JOB | Return the data exactly, with all pictures removed.

★ ★ ★ ★ ★ ★ ★

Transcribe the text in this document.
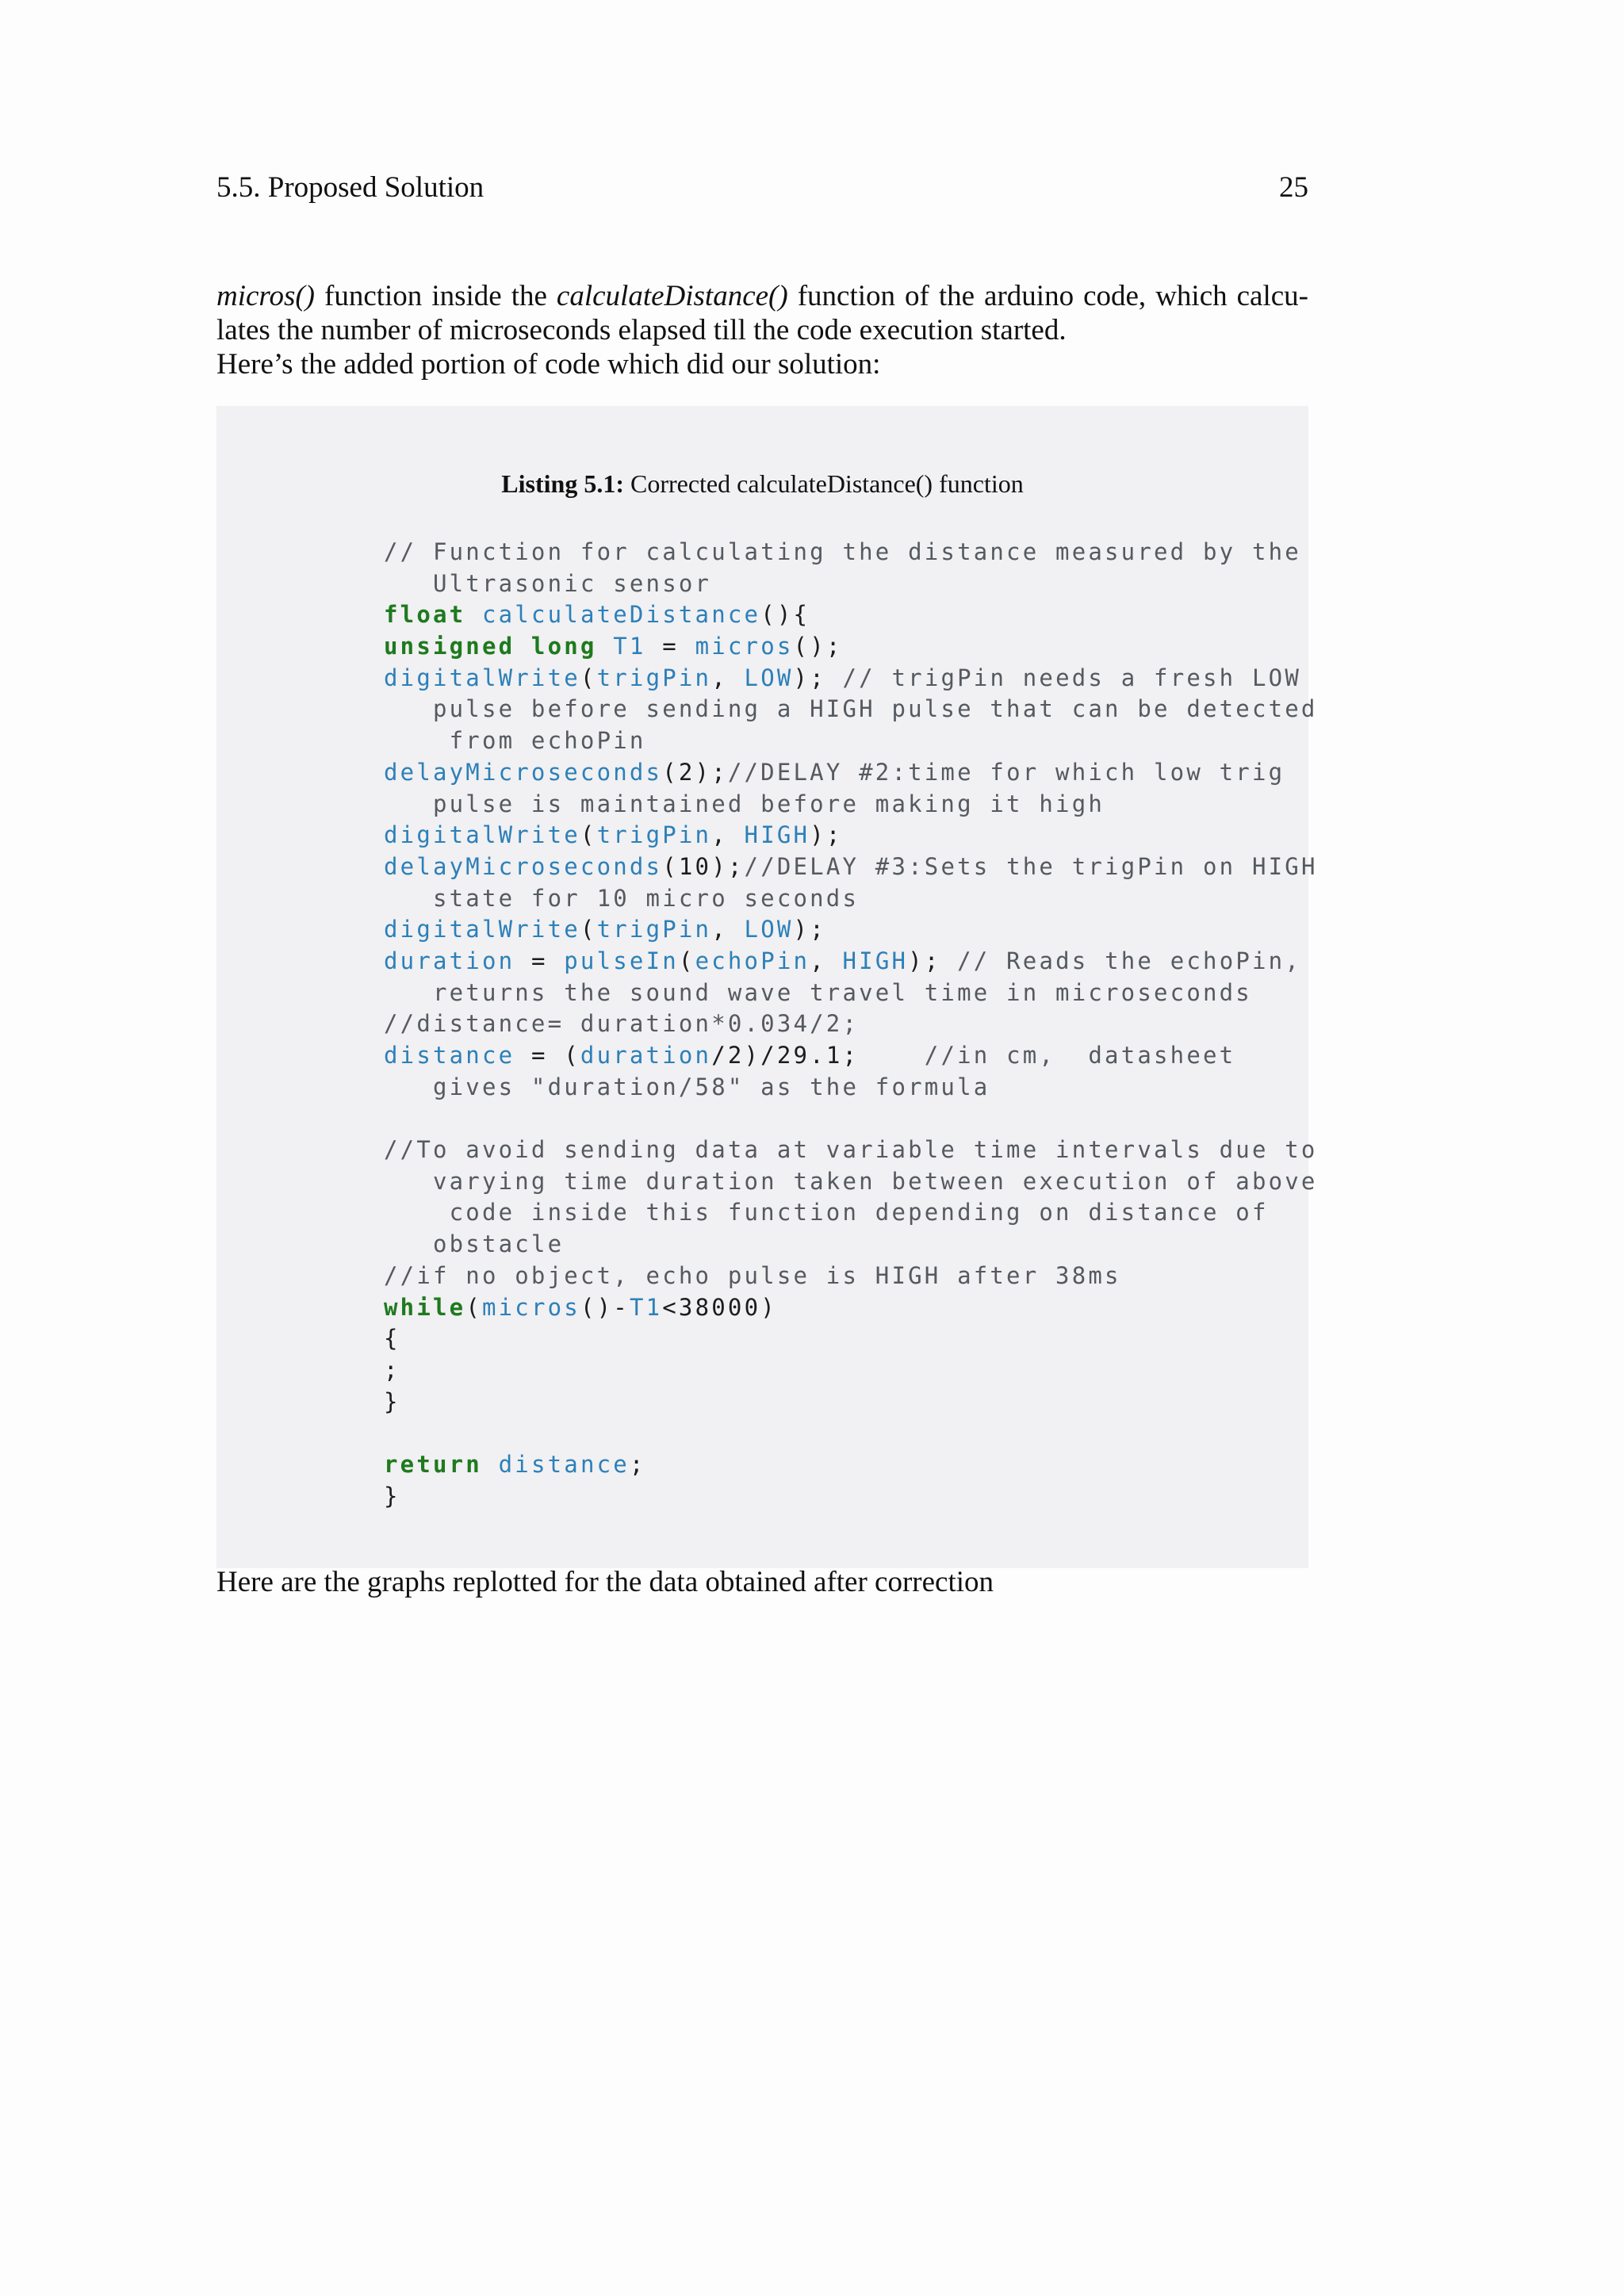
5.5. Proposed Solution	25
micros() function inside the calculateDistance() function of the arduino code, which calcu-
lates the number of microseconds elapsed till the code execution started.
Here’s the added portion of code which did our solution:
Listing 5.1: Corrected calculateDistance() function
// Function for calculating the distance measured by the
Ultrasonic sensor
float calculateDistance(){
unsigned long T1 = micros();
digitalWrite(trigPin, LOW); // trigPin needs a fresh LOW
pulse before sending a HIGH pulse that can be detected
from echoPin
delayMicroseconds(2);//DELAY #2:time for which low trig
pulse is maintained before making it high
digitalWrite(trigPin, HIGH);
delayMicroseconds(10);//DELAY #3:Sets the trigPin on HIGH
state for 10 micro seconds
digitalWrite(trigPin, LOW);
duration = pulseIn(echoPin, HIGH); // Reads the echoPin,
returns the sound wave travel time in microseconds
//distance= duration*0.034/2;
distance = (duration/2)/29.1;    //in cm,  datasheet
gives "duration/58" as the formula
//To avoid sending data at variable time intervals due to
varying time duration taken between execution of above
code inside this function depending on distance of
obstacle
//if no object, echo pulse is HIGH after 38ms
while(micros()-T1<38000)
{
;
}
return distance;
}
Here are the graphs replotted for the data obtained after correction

★ ★ ★ ★ ★ ★ ★

TASK ANSWER |
Transcribe the text in this document.
5.5. Proposed Solution	25
micros() function inside the calculateDistance() function of the arduino code, which calcu-
lates the number of microseconds elapsed till the code execution started.
Here’s the added portion of code which did our solution:
Listing 5.1: Corrected calculateDistance() function
// Function for calculating the distance measured by the
Ultrasonic sensor
float calculateDistance(){
unsigned long T1 = micros();
digitalWrite(trigPin, LOW); // trigPin needs a fresh LOW
pulse before sending a HIGH pulse that can be detected
from echoPin
delayMicroseconds(2);//DELAY #2:time for which low trig
pulse is maintained before making it high
digitalWrite(trigPin, HIGH);
delayMicroseconds(10);//DELAY #3:Sets the trigPin on HIGH
state for 10 micro seconds
digitalWrite(trigPin, LOW);
duration = pulseIn(echoPin, HIGH); // Reads the echoPin,
returns the sound wave travel time in microseconds
//distance= duration*0.034/2;
distance = (duration/2)/29.1;    //in cm,  datasheet
gives "duration/58" as the formula
//To avoid sending data at variable time intervals due to
varying time duration taken between execution of above
code inside this function depending on distance of
obstacle
//if no object, echo pulse is HIGH after 38ms
while(micros()-T1<38000)
{
;
}
return distance;
}
Here are the graphs replotted for the data obtained after correction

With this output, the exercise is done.